RECORDS PROVIDED:
-- BEGIN --

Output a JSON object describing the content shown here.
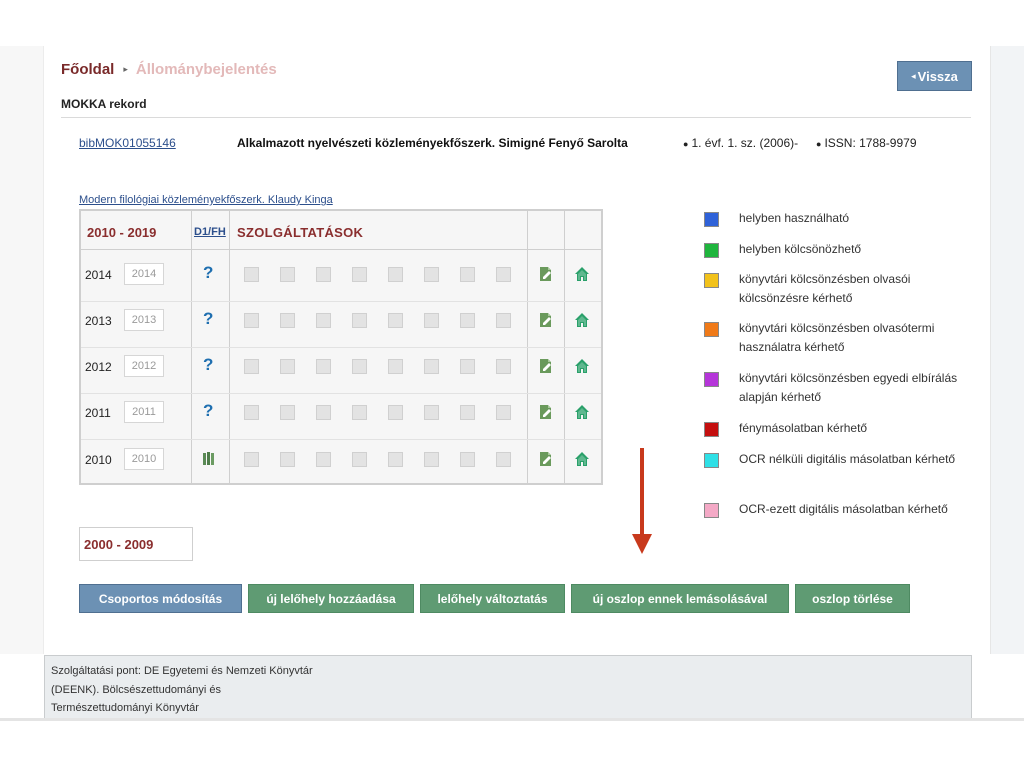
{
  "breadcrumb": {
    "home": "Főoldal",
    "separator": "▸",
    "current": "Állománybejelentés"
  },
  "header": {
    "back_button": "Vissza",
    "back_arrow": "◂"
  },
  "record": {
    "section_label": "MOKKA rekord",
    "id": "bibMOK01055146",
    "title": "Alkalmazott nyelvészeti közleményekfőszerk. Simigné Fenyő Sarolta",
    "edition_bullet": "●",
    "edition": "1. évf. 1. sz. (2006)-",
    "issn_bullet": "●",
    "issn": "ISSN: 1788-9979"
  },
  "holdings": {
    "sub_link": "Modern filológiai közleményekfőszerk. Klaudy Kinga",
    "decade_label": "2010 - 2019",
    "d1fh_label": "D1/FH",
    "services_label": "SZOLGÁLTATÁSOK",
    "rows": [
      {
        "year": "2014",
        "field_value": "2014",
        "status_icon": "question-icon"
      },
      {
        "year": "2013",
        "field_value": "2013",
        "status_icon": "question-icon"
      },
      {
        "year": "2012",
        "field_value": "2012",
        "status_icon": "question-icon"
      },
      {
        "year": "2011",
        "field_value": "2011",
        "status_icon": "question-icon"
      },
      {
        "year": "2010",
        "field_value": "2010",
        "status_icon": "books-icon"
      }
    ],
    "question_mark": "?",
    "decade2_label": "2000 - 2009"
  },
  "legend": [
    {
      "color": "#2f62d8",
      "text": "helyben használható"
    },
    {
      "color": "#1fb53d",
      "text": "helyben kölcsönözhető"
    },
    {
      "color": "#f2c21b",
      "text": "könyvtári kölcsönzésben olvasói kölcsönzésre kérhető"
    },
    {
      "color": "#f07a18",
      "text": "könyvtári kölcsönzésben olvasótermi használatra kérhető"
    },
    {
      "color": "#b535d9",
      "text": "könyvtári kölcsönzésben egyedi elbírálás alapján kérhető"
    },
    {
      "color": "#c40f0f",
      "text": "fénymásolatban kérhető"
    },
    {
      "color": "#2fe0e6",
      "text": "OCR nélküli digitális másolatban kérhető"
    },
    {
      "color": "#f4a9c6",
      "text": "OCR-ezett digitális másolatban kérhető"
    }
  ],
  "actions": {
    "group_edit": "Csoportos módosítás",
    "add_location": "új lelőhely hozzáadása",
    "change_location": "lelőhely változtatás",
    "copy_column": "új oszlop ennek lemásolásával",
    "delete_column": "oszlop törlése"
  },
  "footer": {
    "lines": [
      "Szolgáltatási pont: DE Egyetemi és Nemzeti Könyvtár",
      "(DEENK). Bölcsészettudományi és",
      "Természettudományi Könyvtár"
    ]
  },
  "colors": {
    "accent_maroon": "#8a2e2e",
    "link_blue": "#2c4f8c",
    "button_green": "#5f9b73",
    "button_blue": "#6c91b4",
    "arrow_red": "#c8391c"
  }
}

-- END --

WHAT IS NEEDED:
Report how many lines of the listing hold the word "text", with nothing but the number.

RESPONSE FOR THIS EXERCISE:
8